--- Begin ---

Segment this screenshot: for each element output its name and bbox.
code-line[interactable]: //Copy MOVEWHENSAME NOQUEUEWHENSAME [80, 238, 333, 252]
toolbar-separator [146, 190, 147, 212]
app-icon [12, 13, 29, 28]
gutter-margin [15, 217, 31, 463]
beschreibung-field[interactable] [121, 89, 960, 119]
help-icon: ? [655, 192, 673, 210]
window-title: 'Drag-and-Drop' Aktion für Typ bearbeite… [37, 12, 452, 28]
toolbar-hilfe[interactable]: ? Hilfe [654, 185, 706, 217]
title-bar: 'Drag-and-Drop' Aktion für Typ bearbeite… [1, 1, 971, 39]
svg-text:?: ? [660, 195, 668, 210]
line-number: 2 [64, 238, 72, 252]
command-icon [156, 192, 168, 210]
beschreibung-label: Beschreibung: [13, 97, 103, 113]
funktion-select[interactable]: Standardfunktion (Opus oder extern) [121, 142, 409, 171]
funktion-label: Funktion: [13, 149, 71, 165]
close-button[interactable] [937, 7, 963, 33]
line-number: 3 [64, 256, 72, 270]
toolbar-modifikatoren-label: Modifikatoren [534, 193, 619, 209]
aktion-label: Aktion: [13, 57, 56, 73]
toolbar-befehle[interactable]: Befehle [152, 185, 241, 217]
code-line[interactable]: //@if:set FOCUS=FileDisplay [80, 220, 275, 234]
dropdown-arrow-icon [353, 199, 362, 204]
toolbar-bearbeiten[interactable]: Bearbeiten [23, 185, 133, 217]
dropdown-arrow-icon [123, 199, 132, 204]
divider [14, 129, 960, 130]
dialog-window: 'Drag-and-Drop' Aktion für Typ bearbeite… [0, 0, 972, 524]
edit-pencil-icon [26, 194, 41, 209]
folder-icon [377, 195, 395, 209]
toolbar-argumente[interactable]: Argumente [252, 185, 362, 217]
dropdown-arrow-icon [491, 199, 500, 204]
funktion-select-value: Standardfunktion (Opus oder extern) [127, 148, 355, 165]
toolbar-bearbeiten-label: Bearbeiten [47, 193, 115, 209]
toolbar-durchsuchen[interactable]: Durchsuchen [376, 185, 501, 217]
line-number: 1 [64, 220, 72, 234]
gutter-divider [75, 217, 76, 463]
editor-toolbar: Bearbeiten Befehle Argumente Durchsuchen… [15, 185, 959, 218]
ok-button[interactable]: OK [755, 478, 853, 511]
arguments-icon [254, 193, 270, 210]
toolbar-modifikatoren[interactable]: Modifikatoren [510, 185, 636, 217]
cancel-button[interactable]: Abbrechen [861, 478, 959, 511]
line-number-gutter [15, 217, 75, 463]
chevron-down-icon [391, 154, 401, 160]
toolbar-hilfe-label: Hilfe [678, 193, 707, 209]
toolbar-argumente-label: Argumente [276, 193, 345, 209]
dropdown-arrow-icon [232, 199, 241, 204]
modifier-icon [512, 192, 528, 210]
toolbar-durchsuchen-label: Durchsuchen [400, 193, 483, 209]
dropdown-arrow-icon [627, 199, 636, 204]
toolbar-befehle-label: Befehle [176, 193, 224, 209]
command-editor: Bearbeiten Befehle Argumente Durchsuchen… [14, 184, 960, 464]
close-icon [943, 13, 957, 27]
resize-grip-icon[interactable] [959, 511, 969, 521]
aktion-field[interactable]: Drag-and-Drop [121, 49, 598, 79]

--- End ---

> _REQUIREMENTS_: Reproduce each of the rows above verbatim, preserving their order and every character.

> _WRITTEN REPLY_:
Segment this screenshot: for each element output its name and bbox.
code-line[interactable]: //Copy MOVEWHENSAME NOQUEUEWHENSAME [80, 238, 333, 252]
toolbar-separator [146, 190, 147, 212]
app-icon [12, 13, 29, 28]
gutter-margin [15, 217, 31, 463]
beschreibung-field[interactable] [121, 89, 960, 119]
help-icon: ? [655, 192, 673, 210]
window-title: 'Drag-and-Drop' Aktion für Typ bearbeite… [37, 12, 452, 28]
toolbar-hilfe[interactable]: ? Hilfe [654, 185, 706, 217]
title-bar: 'Drag-and-Drop' Aktion für Typ bearbeite… [1, 1, 971, 39]
svg-text:?: ? [660, 195, 668, 210]
line-number: 2 [64, 238, 72, 252]
command-icon [156, 192, 168, 210]
beschreibung-label: Beschreibung: [13, 97, 103, 113]
funktion-select[interactable]: Standardfunktion (Opus oder extern) [121, 142, 409, 171]
funktion-label: Funktion: [13, 149, 71, 165]
close-button[interactable] [937, 7, 963, 33]
line-number: 3 [64, 256, 72, 270]
toolbar-modifikatoren-label: Modifikatoren [534, 193, 619, 209]
aktion-label: Aktion: [13, 57, 56, 73]
toolbar-befehle[interactable]: Befehle [152, 185, 241, 217]
code-line[interactable]: //@if:set FOCUS=FileDisplay [80, 220, 275, 234]
dropdown-arrow-icon [353, 199, 362, 204]
toolbar-bearbeiten[interactable]: Bearbeiten [23, 185, 133, 217]
dropdown-arrow-icon [123, 199, 132, 204]
divider [14, 129, 960, 130]
dialog-window: 'Drag-and-Drop' Aktion für Typ bearbeite… [0, 0, 972, 524]
edit-pencil-icon [26, 194, 41, 209]
folder-icon [377, 195, 395, 209]
toolbar-argumente[interactable]: Argumente [252, 185, 362, 217]
dropdown-arrow-icon [491, 199, 500, 204]
funktion-select-value: Standardfunktion (Opus oder extern) [127, 148, 355, 165]
toolbar-bearbeiten-label: Bearbeiten [47, 193, 115, 209]
toolbar-durchsuchen[interactable]: Durchsuchen [376, 185, 501, 217]
line-number: 1 [64, 220, 72, 234]
gutter-divider [75, 217, 76, 463]
editor-toolbar: Bearbeiten Befehle Argumente Durchsuchen… [15, 185, 959, 218]
ok-button[interactable]: OK [755, 478, 853, 511]
arguments-icon [254, 193, 270, 210]
toolbar-modifikatoren[interactable]: Modifikatoren [510, 185, 636, 217]
cancel-button[interactable]: Abbrechen [861, 478, 959, 511]
line-number-gutter [15, 217, 75, 463]
chevron-down-icon [391, 154, 401, 160]
toolbar-hilfe-label: Hilfe [678, 193, 707, 209]
toolbar-argumente-label: Argumente [276, 193, 345, 209]
dropdown-arrow-icon [232, 199, 241, 204]
modifier-icon [512, 192, 528, 210]
toolbar-durchsuchen-label: Durchsuchen [400, 193, 483, 209]
dropdown-arrow-icon [627, 199, 636, 204]
toolbar-befehle-label: Befehle [176, 193, 224, 209]
command-editor: Bearbeiten Befehle Argumente Durchsuchen… [14, 184, 960, 464]
close-icon [943, 13, 957, 27]
resize-grip-icon[interactable] [959, 511, 969, 521]
aktion-field[interactable]: Drag-and-Drop [121, 49, 598, 79]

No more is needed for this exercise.